Directions for this task:
Every line that contains the word "mental" should be copied out.
--------------------------------
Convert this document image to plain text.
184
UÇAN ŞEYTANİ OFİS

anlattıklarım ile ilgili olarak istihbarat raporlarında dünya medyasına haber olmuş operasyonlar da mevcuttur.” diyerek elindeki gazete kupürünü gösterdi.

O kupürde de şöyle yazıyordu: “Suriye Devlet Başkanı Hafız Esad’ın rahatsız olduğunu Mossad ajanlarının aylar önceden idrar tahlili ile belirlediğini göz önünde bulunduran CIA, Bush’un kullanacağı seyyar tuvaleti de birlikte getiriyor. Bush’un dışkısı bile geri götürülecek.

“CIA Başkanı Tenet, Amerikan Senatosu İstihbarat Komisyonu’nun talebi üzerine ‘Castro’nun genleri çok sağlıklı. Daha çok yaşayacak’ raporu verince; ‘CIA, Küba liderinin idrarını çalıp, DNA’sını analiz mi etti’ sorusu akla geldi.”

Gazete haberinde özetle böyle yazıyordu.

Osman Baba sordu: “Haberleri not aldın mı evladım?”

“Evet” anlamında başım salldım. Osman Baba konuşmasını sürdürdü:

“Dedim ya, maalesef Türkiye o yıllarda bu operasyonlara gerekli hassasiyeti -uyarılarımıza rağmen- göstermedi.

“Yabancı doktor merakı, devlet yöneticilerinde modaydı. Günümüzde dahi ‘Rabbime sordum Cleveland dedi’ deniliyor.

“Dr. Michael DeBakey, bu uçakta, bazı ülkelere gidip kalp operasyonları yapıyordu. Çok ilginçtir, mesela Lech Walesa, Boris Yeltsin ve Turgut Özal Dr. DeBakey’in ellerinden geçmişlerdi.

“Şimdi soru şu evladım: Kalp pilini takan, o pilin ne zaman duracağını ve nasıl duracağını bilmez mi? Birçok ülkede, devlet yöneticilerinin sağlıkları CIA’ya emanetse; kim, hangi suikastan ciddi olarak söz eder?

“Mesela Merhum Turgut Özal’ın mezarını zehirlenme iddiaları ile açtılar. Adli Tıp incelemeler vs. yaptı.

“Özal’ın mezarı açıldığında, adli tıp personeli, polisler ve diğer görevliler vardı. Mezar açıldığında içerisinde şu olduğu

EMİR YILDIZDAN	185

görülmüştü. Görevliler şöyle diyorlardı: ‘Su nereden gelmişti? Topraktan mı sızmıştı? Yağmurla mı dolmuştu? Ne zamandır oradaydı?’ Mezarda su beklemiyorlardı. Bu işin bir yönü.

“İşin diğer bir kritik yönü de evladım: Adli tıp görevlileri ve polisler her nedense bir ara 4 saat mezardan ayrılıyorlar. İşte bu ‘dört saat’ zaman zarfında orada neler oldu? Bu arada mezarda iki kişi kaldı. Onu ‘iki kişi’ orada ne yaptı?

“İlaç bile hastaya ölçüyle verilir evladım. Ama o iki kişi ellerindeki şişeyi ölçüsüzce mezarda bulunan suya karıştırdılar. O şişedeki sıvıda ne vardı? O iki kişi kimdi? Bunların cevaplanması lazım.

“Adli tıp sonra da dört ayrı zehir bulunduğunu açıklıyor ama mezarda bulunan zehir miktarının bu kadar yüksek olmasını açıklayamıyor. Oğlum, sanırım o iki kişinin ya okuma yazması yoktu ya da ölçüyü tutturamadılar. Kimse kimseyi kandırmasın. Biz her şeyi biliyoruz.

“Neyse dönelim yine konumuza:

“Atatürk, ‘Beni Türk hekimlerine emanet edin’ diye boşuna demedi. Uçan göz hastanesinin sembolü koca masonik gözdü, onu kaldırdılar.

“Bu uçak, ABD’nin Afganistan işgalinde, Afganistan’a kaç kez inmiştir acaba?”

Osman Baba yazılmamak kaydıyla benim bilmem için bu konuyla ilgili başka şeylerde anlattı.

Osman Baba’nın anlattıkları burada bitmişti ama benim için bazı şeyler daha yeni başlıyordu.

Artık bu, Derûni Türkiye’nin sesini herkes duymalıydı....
--------------------------------
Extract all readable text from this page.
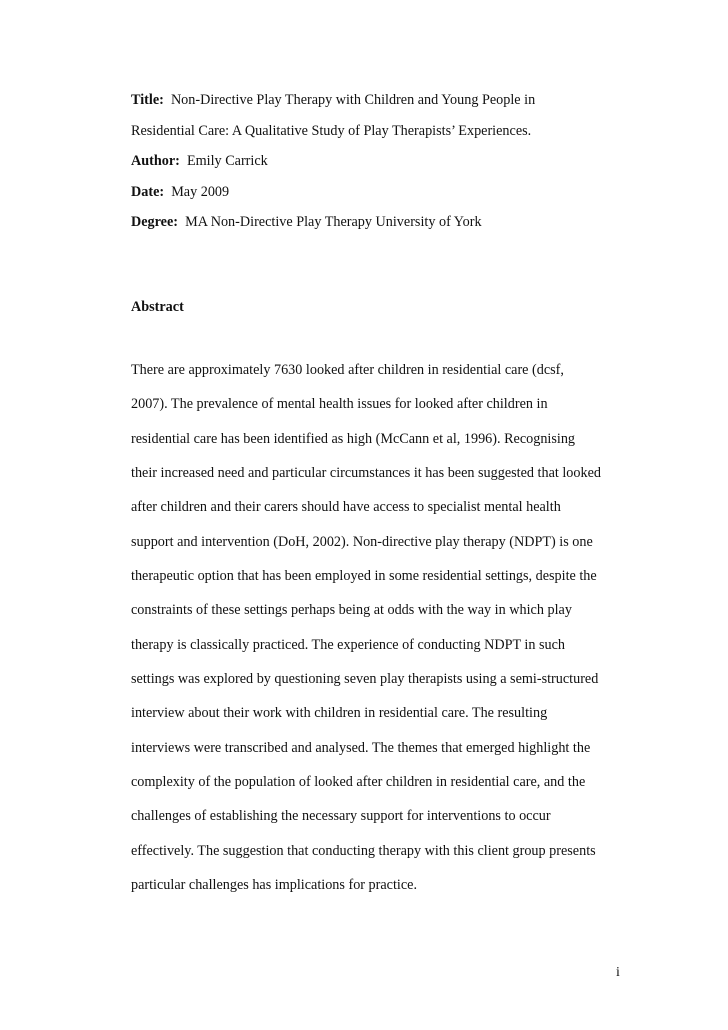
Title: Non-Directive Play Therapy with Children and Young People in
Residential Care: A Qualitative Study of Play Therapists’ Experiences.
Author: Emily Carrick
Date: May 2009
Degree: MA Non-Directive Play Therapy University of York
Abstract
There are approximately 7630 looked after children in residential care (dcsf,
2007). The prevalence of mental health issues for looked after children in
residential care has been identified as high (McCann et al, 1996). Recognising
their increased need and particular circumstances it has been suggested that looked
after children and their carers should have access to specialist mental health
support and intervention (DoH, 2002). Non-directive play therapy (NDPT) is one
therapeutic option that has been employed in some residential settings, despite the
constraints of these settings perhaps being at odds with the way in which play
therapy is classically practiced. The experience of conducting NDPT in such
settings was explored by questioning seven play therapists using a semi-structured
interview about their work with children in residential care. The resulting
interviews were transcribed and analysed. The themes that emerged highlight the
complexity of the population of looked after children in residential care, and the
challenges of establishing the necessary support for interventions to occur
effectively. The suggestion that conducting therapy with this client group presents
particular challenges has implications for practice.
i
--------------------------------
Response:
2007). The prevalence of mental health issues for looked after children in
after children and their carers should have access to specialist mental health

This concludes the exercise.